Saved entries
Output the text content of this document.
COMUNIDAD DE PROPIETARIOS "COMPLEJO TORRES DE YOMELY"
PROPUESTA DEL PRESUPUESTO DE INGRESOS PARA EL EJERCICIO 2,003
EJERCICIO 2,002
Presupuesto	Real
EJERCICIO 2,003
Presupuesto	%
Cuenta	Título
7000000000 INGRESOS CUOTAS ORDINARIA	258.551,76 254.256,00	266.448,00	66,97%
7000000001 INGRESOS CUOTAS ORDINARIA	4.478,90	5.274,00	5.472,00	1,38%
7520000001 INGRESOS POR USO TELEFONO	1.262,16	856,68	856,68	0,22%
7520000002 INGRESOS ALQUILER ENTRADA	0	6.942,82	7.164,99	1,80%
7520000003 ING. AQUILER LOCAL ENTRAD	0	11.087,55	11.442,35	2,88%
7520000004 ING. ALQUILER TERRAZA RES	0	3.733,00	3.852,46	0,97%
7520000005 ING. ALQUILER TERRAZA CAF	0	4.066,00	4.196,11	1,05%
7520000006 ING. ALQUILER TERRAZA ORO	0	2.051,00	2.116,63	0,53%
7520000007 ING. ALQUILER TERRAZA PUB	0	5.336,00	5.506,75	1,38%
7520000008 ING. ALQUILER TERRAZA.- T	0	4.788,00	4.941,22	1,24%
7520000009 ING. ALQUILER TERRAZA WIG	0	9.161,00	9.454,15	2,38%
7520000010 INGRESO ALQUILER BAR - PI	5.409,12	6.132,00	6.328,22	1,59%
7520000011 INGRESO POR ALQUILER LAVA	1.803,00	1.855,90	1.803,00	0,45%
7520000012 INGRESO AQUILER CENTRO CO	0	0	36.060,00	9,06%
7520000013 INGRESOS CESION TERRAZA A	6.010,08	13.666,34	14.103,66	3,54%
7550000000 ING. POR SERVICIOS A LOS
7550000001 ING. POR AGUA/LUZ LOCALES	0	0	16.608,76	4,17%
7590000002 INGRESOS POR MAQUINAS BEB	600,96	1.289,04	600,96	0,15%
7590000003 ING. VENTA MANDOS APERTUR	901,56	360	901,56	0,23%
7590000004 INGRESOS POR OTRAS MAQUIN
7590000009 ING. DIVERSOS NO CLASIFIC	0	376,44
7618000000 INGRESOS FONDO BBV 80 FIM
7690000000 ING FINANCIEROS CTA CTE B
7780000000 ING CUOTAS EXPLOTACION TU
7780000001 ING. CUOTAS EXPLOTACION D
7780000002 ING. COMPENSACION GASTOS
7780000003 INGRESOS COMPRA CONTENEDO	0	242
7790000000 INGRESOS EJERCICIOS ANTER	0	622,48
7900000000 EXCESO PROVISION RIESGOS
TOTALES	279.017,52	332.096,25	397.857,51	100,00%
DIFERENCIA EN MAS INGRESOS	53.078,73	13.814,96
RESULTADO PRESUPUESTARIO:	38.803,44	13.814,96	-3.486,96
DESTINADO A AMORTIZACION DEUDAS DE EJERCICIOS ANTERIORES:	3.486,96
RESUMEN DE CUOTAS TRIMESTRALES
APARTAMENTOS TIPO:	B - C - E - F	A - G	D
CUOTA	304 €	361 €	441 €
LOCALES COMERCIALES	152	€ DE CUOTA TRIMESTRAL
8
---
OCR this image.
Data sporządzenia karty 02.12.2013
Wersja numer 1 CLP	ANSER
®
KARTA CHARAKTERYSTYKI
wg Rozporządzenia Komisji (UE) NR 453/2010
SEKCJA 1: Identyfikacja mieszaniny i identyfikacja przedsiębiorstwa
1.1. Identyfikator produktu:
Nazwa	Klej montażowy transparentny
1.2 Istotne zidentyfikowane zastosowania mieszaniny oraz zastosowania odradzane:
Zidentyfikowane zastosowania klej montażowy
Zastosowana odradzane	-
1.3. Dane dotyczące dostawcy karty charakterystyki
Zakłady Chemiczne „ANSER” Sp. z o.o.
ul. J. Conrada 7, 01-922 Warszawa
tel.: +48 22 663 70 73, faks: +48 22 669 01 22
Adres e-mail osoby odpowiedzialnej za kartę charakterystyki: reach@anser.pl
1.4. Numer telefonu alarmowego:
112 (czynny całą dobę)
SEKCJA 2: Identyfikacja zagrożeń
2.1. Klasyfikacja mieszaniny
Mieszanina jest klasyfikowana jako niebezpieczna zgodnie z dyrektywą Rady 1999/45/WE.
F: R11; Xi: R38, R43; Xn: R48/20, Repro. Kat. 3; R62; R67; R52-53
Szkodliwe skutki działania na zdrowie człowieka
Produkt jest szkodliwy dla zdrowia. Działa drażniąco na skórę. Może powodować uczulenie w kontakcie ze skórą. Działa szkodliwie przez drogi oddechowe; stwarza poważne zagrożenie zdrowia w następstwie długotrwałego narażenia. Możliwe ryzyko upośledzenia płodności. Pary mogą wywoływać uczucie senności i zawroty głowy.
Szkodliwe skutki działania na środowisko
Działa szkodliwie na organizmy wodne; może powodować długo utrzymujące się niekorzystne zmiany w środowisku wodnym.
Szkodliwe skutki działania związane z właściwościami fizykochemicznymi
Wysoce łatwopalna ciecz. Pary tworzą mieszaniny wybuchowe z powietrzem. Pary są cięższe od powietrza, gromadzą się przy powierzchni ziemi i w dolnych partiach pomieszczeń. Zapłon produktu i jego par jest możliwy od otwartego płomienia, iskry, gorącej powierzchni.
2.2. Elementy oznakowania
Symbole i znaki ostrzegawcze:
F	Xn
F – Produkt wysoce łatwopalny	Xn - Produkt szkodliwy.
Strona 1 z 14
* * *
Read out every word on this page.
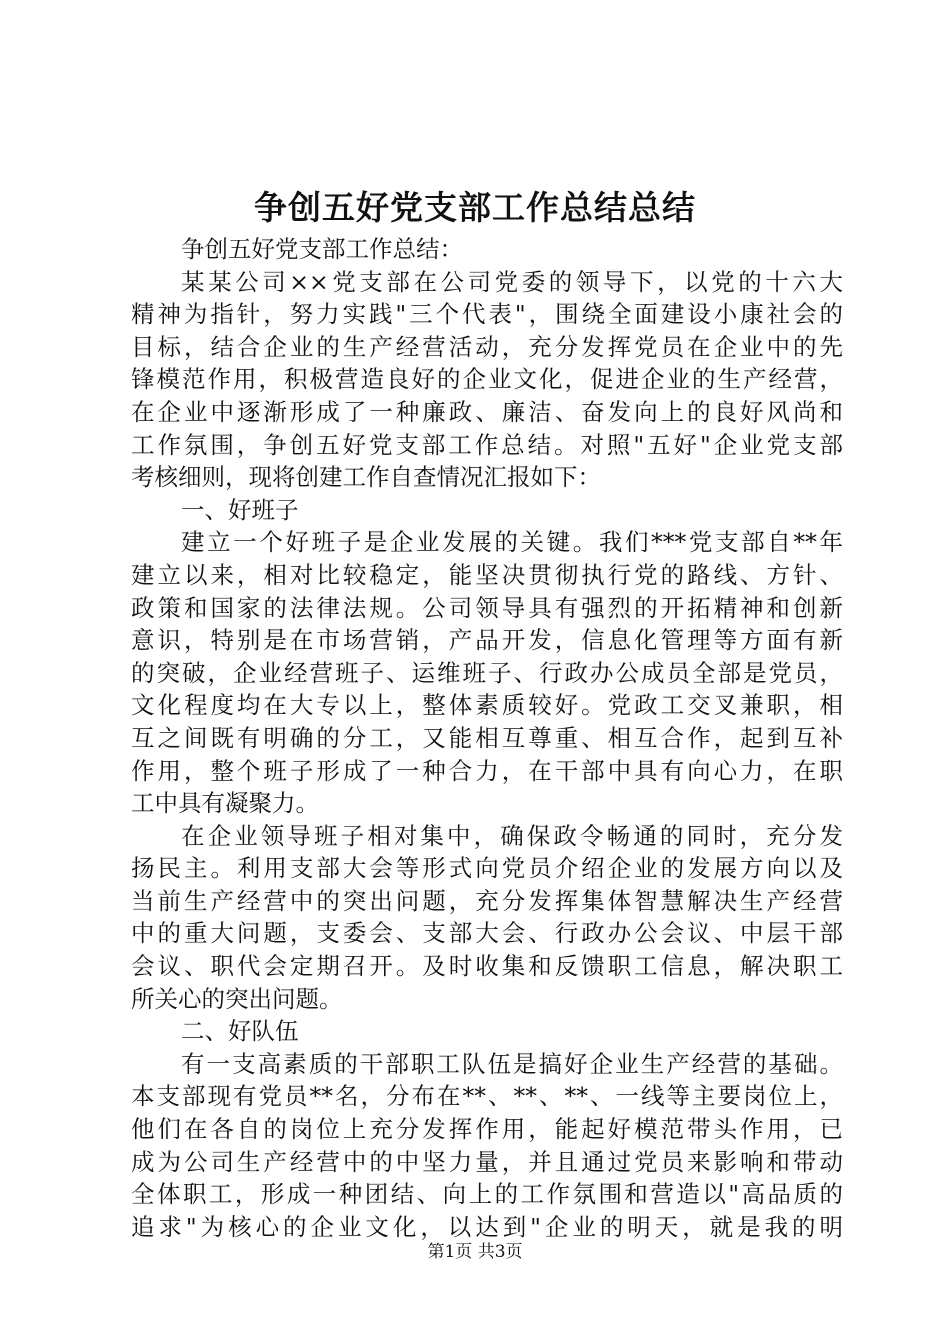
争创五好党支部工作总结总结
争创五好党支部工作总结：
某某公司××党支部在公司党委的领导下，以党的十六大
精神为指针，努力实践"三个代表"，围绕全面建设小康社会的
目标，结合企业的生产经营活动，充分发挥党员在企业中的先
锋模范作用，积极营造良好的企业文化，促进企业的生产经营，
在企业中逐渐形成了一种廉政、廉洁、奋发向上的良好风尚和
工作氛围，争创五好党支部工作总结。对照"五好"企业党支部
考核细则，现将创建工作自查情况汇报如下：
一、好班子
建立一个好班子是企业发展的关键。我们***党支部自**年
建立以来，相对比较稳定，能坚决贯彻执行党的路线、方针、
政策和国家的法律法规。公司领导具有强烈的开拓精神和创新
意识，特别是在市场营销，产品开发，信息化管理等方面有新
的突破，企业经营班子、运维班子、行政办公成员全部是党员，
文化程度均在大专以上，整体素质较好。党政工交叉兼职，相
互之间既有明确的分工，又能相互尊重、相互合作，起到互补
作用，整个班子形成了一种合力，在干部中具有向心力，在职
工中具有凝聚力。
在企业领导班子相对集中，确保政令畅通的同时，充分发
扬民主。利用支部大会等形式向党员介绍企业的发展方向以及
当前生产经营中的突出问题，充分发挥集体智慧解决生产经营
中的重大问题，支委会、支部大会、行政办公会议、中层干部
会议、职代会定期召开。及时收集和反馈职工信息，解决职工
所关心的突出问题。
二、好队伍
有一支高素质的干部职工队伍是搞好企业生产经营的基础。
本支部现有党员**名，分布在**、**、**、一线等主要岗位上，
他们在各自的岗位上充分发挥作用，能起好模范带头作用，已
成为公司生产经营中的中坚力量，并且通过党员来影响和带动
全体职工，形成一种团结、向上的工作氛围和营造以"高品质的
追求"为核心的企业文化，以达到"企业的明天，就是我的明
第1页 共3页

- PROBLEM: Set out every line from the material that contains the string "szkodliwie".

- ANSWER TO THIS TASK:
Produkt jest szkodliwy dla zdrowia. Działa drażniąco na skórę. Może powodować uczulenie w kontakcie ze skórą. Działa szkodliwie przez drogi oddechowe; stwarza poważne zagrożenie zdrowia w następstwie długotrwałego narażenia. Możliwe ryzyko upośledzenia płodności. Pary mogą wywoływać uczucie senności i zawroty głowy.
Działa szkodliwie na organizmy wodne; może powodować długo utrzymujące się niekorzystne zmiany w środowisku wodnym.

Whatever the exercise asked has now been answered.